WRITTEN REQUEST
Output each line of the material exactly as it stands.

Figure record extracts

◆ ◆ ◆

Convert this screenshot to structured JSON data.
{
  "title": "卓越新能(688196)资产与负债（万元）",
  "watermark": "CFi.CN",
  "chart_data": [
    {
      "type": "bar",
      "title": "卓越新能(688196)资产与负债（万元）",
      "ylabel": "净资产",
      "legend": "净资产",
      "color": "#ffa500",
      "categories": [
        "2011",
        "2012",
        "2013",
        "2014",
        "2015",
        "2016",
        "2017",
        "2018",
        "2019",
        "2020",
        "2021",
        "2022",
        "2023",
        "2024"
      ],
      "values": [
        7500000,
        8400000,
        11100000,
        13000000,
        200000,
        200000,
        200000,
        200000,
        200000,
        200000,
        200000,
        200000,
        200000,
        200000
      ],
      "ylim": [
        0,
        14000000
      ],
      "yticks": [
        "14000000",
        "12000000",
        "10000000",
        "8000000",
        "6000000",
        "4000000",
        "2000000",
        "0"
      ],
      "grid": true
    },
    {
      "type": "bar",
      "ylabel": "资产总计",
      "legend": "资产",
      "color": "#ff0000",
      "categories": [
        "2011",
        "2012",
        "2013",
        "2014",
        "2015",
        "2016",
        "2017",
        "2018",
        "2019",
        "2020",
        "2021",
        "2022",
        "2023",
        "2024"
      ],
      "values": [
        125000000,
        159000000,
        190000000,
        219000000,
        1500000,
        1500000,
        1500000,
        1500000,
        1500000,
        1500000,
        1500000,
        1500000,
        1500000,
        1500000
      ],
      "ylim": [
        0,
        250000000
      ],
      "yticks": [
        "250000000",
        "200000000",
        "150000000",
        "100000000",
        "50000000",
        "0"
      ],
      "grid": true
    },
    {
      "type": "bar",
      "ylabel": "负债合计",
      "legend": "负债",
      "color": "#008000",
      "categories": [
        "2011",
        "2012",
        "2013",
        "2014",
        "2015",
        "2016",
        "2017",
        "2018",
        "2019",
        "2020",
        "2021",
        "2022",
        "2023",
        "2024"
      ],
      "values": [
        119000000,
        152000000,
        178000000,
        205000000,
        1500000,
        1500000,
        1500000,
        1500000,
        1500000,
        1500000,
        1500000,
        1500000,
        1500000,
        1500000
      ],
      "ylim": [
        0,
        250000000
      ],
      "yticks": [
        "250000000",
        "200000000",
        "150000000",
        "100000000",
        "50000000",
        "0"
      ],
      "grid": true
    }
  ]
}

◆ ◆ ◆

OUTPUT OF THE EXERCISE
Convert this screenshot to structured JSON data.
{
  "title": "卓越新能(688196)资产与负债（万元）",
  "watermark": "CFi.CN",
  "chart_data": [
    {
      "type": "bar",
      "title": "卓越新能(688196)资产与负债（万元）",
      "ylabel": "净资产",
      "legend": "净资产",
      "color": "#ffa500",
      "categories": [
        "2011",
        "2012",
        "2013",
        "2014",
        "2015",
        "2016",
        "2017",
        "2018",
        "2019",
        "2020",
        "2021",
        "2022",
        "2023",
        "2024"
      ],
      "values": [
        7500000,
        8400000,
        11100000,
        13000000,
        200000,
        200000,
        200000,
        200000,
        200000,
        200000,
        200000,
        200000,
        200000,
        200000
      ],
      "ylim": [
        0,
        14000000
      ],
      "yticks": [
        "14000000",
        "12000000",
        "10000000",
        "8000000",
        "6000000",
        "4000000",
        "2000000",
        "0"
      ],
      "grid": true
    },
    {
      "type": "bar",
      "ylabel": "资产总计",
      "legend": "资产",
      "color": "#ff0000",
      "categories": [
        "2011",
        "2012",
        "2013",
        "2014",
        "2015",
        "2016",
        "2017",
        "2018",
        "2019",
        "2020",
        "2021",
        "2022",
        "2023",
        "2024"
      ],
      "values": [
        125000000,
        159000000,
        190000000,
        219000000,
        1500000,
        1500000,
        1500000,
        1500000,
        1500000,
        1500000,
        1500000,
        1500000,
        1500000,
        1500000
      ],
      "ylim": [
        0,
        250000000
      ],
      "yticks": [
        "250000000",
        "200000000",
        "150000000",
        "100000000",
        "50000000",
        "0"
      ],
      "grid": true
    },
    {
      "type": "bar",
      "ylabel": "负债合计",
      "legend": "负债",
      "color": "#008000",
      "categories": [
        "2011",
        "2012",
        "2013",
        "2014",
        "2015",
        "2016",
        "2017",
        "2018",
        "2019",
        "2020",
        "2021",
        "2022",
        "2023",
        "2024"
      ],
      "values": [
        119000000,
        152000000,
        178000000,
        205000000,
        1500000,
        1500000,
        1500000,
        1500000,
        1500000,
        1500000,
        1500000,
        1500000,
        1500000,
        1500000
      ],
      "ylim": [
        0,
        250000000
      ],
      "yticks": [
        "250000000",
        "200000000",
        "150000000",
        "100000000",
        "50000000",
        "0"
      ],
      "grid": true
    }
  ]
}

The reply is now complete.